> **Raw data**
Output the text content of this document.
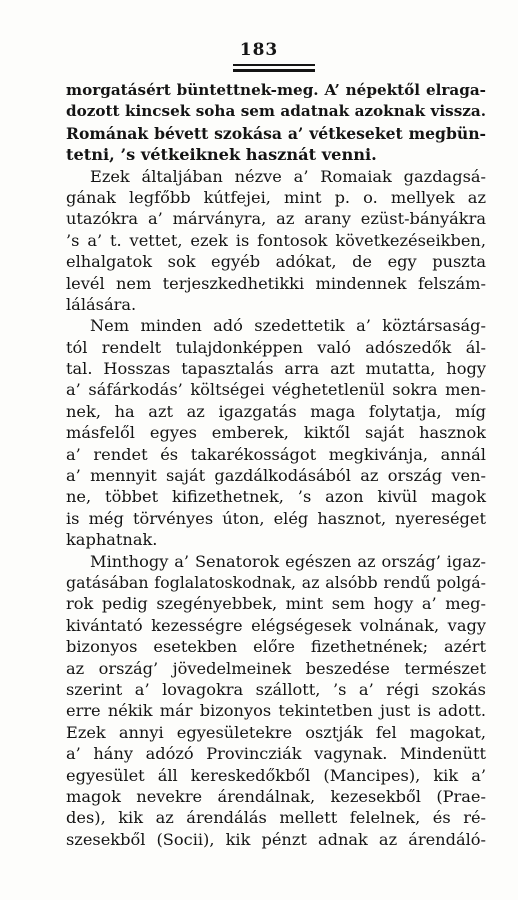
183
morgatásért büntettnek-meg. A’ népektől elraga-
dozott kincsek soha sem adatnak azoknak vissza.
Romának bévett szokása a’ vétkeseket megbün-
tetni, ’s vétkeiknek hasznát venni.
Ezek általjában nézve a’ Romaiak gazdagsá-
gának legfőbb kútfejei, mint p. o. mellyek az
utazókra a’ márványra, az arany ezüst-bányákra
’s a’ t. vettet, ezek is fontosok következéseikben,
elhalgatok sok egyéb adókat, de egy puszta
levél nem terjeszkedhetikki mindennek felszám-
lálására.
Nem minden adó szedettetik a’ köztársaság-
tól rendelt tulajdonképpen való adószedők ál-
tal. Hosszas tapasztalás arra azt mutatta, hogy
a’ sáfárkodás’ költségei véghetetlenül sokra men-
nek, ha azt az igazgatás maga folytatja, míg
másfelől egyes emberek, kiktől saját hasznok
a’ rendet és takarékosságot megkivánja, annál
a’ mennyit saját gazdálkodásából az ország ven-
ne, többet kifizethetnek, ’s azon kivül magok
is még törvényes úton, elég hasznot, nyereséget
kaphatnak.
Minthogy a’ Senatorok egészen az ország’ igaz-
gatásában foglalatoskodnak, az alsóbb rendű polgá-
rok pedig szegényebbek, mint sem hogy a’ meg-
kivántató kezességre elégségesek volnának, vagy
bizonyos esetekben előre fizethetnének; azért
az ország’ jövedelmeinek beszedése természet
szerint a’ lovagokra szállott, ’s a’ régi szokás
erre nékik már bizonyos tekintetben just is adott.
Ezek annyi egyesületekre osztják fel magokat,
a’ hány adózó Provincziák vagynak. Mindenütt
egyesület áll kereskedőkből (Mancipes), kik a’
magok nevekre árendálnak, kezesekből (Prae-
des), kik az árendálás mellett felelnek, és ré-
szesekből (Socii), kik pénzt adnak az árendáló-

> **Task directions**
Find every line that has "bizonyos" in it, then return those lines.

> **Written answer**
bizonyos esetekben előre fizethetnének; azért
erre nékik már bizonyos tekintetben just is adott.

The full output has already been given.